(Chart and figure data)
----------
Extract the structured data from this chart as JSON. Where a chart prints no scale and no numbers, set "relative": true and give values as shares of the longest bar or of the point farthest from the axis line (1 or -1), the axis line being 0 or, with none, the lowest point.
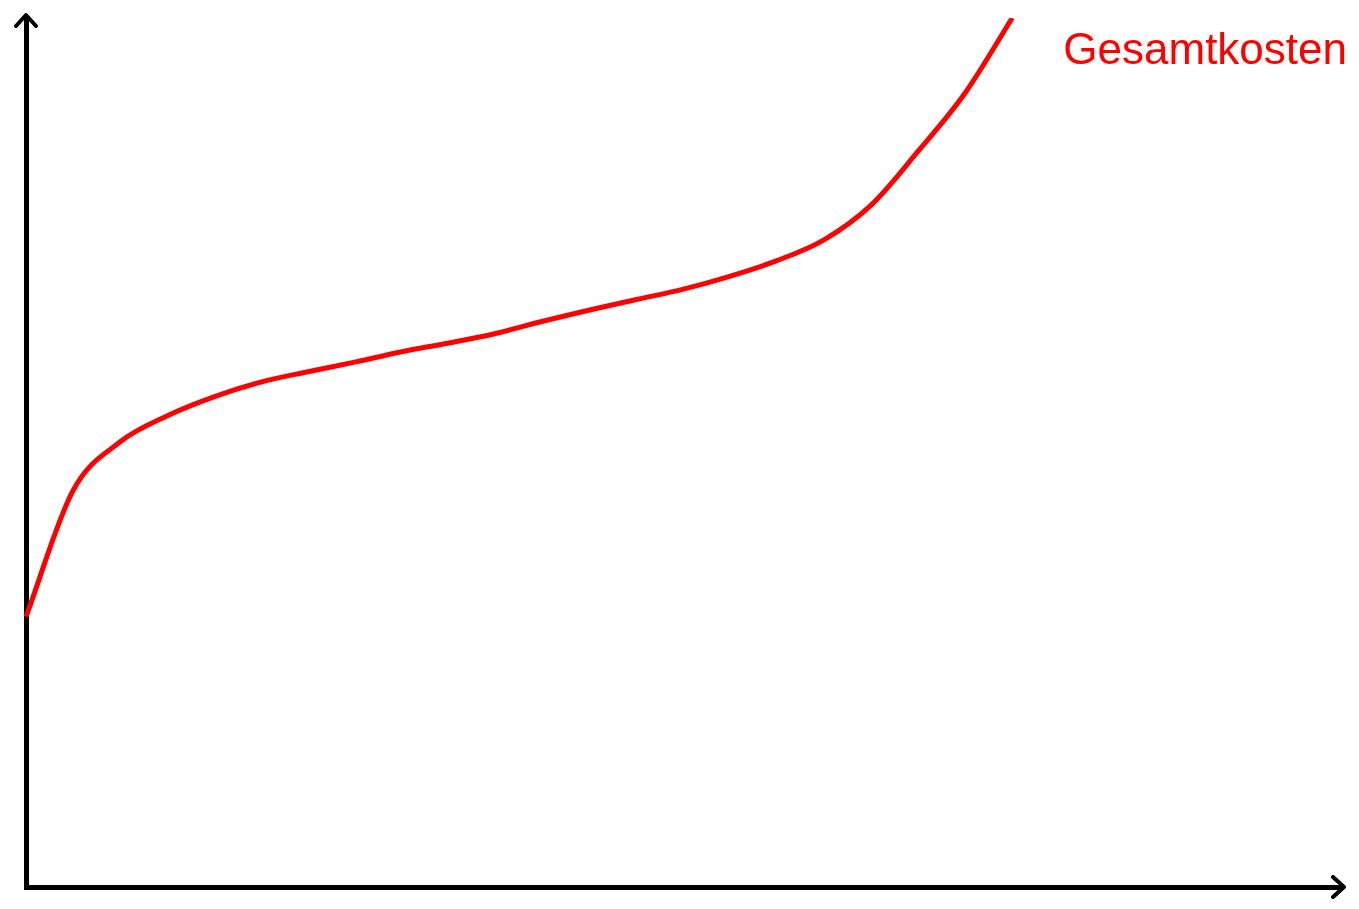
{
  "chart_data": {
    "type": "line",
    "relative": true,
    "legend": false,
    "marker": "none",
    "categories": [
      null,
      null,
      null,
      null,
      null,
      null,
      null,
      null,
      null,
      null,
      null,
      null,
      null,
      null,
      null,
      null,
      null,
      null,
      null,
      null,
      null,
      null,
      null,
      null,
      null,
      null,
      null,
      null,
      null
    ],
    "series": [
      {
        "name": "Gesamtkosten",
        "color": "#ff0000",
        "values": [
          0.311,
          0.456,
          0.512,
          0.542,
          0.564,
          0.581,
          0.593,
          0.604,
          0.616,
          0.626,
          0.637,
          0.651,
          0.664,
          0.676,
          0.688,
          0.703,
          0.721,
          0.745,
          0.785,
          0.847,
          0.914,
          1,
          null,
          null,
          null,
          null,
          null,
          null,
          null
        ]
      }
    ]
  }
}
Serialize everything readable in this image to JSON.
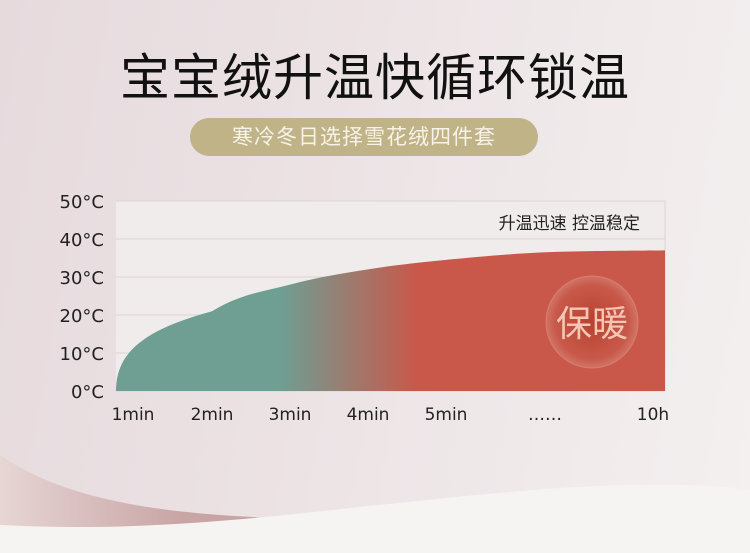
----------
Set problem ▸
Leave out the pictures and print every line of the data exactly.

Worked solution ▸
Extract the structured data from this chart as JSON. Where a chart prints no scale and no numbers, set "relative": true and give values as shares of the longest bar or of the point farthest from the axis line (1 or -1), the axis line being 0 or, with none, the lowest point.
{
  "chart_data": {
    "type": "line",
    "relative": true,
    "legend": false,
    "marker": "none",
    "categories": [
      null,
      null,
      null,
      null,
      null,
      null,
      null,
      null,
      null,
      null,
      null,
      null,
      null,
      null,
      null,
      null,
      null,
      null,
      null,
      null,
      null,
      null,
      null,
      null,
      null,
      null,
      null,
      null,
      null
    ],
    "series": [
      {
        "name": "Gesamtkosten",
        "color": "#ff0000",
        "values": [
          0.311,
          0.456,
          0.512,
          0.542,
          0.564,
          0.581,
          0.593,
          0.604,
          0.616,
          0.626,
          0.637,
          0.651,
          0.664,
          0.676,
          0.688,
          0.703,
          0.721,
          0.745,
          0.785,
          0.847,
          0.914,
          1,
          null,
          null,
          null,
          null,
          null,
          null,
          null
        ]
      }
    ]
  }
}
Serialize everything readable in this image to JSON.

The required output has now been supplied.